[Records from a collection]

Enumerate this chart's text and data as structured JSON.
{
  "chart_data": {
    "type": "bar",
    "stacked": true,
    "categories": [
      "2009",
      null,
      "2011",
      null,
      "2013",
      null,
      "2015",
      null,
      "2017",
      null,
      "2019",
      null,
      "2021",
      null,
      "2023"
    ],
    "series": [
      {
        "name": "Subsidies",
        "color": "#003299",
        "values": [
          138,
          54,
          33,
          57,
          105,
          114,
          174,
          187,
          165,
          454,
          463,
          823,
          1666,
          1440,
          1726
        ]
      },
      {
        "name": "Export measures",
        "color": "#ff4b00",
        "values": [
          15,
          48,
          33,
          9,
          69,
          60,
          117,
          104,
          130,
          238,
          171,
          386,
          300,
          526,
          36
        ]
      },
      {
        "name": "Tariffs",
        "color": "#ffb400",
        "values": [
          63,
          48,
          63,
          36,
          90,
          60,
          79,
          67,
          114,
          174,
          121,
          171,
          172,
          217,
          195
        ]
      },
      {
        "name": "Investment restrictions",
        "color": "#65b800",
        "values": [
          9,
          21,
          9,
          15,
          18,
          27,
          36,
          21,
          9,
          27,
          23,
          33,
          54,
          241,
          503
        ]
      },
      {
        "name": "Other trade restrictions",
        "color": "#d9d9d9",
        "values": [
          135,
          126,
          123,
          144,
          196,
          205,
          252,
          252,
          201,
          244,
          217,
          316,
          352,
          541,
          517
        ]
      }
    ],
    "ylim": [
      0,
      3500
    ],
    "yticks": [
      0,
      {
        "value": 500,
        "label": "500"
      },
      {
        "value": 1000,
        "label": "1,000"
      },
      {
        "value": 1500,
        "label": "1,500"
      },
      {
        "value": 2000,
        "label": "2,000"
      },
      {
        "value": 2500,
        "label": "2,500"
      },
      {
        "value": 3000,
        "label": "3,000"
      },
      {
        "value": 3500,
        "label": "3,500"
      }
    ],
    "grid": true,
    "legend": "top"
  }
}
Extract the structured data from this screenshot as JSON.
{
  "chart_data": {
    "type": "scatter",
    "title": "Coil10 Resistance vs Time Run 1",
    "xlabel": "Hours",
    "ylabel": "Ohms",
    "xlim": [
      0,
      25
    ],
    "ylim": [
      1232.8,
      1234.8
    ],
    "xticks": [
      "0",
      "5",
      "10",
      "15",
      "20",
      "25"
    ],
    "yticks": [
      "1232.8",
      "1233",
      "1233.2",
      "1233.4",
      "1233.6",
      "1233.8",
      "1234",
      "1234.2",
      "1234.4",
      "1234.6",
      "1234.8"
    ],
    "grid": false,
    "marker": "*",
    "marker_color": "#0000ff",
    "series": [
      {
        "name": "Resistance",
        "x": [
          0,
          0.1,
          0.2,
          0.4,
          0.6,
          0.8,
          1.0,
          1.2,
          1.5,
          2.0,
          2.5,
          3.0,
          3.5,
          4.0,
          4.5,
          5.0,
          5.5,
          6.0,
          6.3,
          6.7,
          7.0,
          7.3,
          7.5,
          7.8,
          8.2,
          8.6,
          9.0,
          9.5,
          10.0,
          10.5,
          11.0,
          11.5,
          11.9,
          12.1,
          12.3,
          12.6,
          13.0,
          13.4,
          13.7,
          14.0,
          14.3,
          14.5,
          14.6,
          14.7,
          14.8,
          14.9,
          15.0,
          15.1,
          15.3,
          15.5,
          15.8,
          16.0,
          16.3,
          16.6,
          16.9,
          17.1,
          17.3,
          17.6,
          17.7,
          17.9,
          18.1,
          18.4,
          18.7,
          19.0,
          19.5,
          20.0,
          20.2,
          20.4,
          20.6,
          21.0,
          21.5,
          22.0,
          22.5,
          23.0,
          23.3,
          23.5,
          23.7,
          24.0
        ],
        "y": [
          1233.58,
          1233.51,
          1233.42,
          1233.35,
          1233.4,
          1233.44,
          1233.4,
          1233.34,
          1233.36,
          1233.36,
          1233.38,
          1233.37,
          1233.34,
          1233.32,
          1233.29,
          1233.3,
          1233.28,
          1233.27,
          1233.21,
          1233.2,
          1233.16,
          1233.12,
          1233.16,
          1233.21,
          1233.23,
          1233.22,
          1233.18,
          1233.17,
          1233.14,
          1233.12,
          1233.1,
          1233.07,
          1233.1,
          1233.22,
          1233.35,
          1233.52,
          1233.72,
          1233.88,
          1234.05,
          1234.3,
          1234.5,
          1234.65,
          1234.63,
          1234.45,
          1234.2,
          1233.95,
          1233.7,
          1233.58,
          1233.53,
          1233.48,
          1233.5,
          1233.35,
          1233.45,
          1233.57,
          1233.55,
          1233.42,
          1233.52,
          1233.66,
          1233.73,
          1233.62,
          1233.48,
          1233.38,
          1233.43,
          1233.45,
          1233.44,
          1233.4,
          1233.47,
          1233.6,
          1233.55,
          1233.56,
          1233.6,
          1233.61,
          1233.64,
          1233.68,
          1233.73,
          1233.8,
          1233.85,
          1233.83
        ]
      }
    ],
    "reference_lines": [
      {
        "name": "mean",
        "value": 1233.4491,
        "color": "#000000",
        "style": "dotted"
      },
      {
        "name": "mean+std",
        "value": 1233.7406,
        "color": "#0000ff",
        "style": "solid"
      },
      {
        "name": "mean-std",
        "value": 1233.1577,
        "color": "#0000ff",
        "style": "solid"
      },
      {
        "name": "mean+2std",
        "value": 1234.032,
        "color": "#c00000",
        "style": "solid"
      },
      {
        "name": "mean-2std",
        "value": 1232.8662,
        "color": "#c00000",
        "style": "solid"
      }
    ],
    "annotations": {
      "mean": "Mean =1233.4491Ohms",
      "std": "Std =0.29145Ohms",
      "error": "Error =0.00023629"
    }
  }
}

#### TASK DESCRIPTION
Take the lines above and retype all of them exactly.

#### EXERCISE RESULT
Enumerate this chart's text and data as structured JSON.
{
  "chart_data": {
    "type": "bar",
    "stacked": true,
    "categories": [
      "2009",
      null,
      "2011",
      null,
      "2013",
      null,
      "2015",
      null,
      "2017",
      null,
      "2019",
      null,
      "2021",
      null,
      "2023"
    ],
    "series": [
      {
        "name": "Subsidies",
        "color": "#003299",
        "values": [
          138,
          54,
          33,
          57,
          105,
          114,
          174,
          187,
          165,
          454,
          463,
          823,
          1666,
          1440,
          1726
        ]
      },
      {
        "name": "Export measures",
        "color": "#ff4b00",
        "values": [
          15,
          48,
          33,
          9,
          69,
          60,
          117,
          104,
          130,
          238,
          171,
          386,
          300,
          526,
          36
        ]
      },
      {
        "name": "Tariffs",
        "color": "#ffb400",
        "values": [
          63,
          48,
          63,
          36,
          90,
          60,
          79,
          67,
          114,
          174,
          121,
          171,
          172,
          217,
          195
        ]
      },
      {
        "name": "Investment restrictions",
        "color": "#65b800",
        "values": [
          9,
          21,
          9,
          15,
          18,
          27,
          36,
          21,
          9,
          27,
          23,
          33,
          54,
          241,
          503
        ]
      },
      {
        "name": "Other trade restrictions",
        "color": "#d9d9d9",
        "values": [
          135,
          126,
          123,
          144,
          196,
          205,
          252,
          252,
          201,
          244,
          217,
          316,
          352,
          541,
          517
        ]
      }
    ],
    "ylim": [
      0,
      3500
    ],
    "yticks": [
      0,
      {
        "value": 500,
        "label": "500"
      },
      {
        "value": 1000,
        "label": "1,000"
      },
      {
        "value": 1500,
        "label": "1,500"
      },
      {
        "value": 2000,
        "label": "2,000"
      },
      {
        "value": 2500,
        "label": "2,500"
      },
      {
        "value": 3000,
        "label": "3,000"
      },
      {
        "value": 3500,
        "label": "3,500"
      }
    ],
    "grid": true,
    "legend": "top"
  }
}
Extract the structured data from this screenshot as JSON.
{
  "chart_data": {
    "type": "scatter",
    "title": "Coil10 Resistance vs Time Run 1",
    "xlabel": "Hours",
    "ylabel": "Ohms",
    "xlim": [
      0,
      25
    ],
    "ylim": [
      1232.8,
      1234.8
    ],
    "xticks": [
      "0",
      "5",
      "10",
      "15",
      "20",
      "25"
    ],
    "yticks": [
      "1232.8",
      "1233",
      "1233.2",
      "1233.4",
      "1233.6",
      "1233.8",
      "1234",
      "1234.2",
      "1234.4",
      "1234.6",
      "1234.8"
    ],
    "grid": false,
    "marker": "*",
    "marker_color": "#0000ff",
    "series": [
      {
        "name": "Resistance",
        "x": [
          0,
          0.1,
          0.2,
          0.4,
          0.6,
          0.8,
          1.0,
          1.2,
          1.5,
          2.0,
          2.5,
          3.0,
          3.5,
          4.0,
          4.5,
          5.0,
          5.5,
          6.0,
          6.3,
          6.7,
          7.0,
          7.3,
          7.5,
          7.8,
          8.2,
          8.6,
          9.0,
          9.5,
          10.0,
          10.5,
          11.0,
          11.5,
          11.9,
          12.1,
          12.3,
          12.6,
          13.0,
          13.4,
          13.7,
          14.0,
          14.3,
          14.5,
          14.6,
          14.7,
          14.8,
          14.9,
          15.0,
          15.1,
          15.3,
          15.5,
          15.8,
          16.0,
          16.3,
          16.6,
          16.9,
          17.1,
          17.3,
          17.6,
          17.7,
          17.9,
          18.1,
          18.4,
          18.7,
          19.0,
          19.5,
          20.0,
          20.2,
          20.4,
          20.6,
          21.0,
          21.5,
          22.0,
          22.5,
          23.0,
          23.3,
          23.5,
          23.7,
          24.0
        ],
        "y": [
          1233.58,
          1233.51,
          1233.42,
          1233.35,
          1233.4,
          1233.44,
          1233.4,
          1233.34,
          1233.36,
          1233.36,
          1233.38,
          1233.37,
          1233.34,
          1233.32,
          1233.29,
          1233.3,
          1233.28,
          1233.27,
          1233.21,
          1233.2,
          1233.16,
          1233.12,
          1233.16,
          1233.21,
          1233.23,
          1233.22,
          1233.18,
          1233.17,
          1233.14,
          1233.12,
          1233.1,
          1233.07,
          1233.1,
          1233.22,
          1233.35,
          1233.52,
          1233.72,
          1233.88,
          1234.05,
          1234.3,
          1234.5,
          1234.65,
          1234.63,
          1234.45,
          1234.2,
          1233.95,
          1233.7,
          1233.58,
          1233.53,
          1233.48,
          1233.5,
          1233.35,
          1233.45,
          1233.57,
          1233.55,
          1233.42,
          1233.52,
          1233.66,
          1233.73,
          1233.62,
          1233.48,
          1233.38,
          1233.43,
          1233.45,
          1233.44,
          1233.4,
          1233.47,
          1233.6,
          1233.55,
          1233.56,
          1233.6,
          1233.61,
          1233.64,
          1233.68,
          1233.73,
          1233.8,
          1233.85,
          1233.83
        ]
      }
    ],
    "reference_lines": [
      {
        "name": "mean",
        "value": 1233.4491,
        "color": "#000000",
        "style": "dotted"
      },
      {
        "name": "mean+std",
        "value": 1233.7406,
        "color": "#0000ff",
        "style": "solid"
      },
      {
        "name": "mean-std",
        "value": 1233.1577,
        "color": "#0000ff",
        "style": "solid"
      },
      {
        "name": "mean+2std",
        "value": 1234.032,
        "color": "#c00000",
        "style": "solid"
      },
      {
        "name": "mean-2std",
        "value": 1232.8662,
        "color": "#c00000",
        "style": "solid"
      }
    ],
    "annotations": {
      "mean": "Mean =1233.4491Ohms",
      "std": "Std =0.29145Ohms",
      "error": "Error =0.00023629"
    }
  }
}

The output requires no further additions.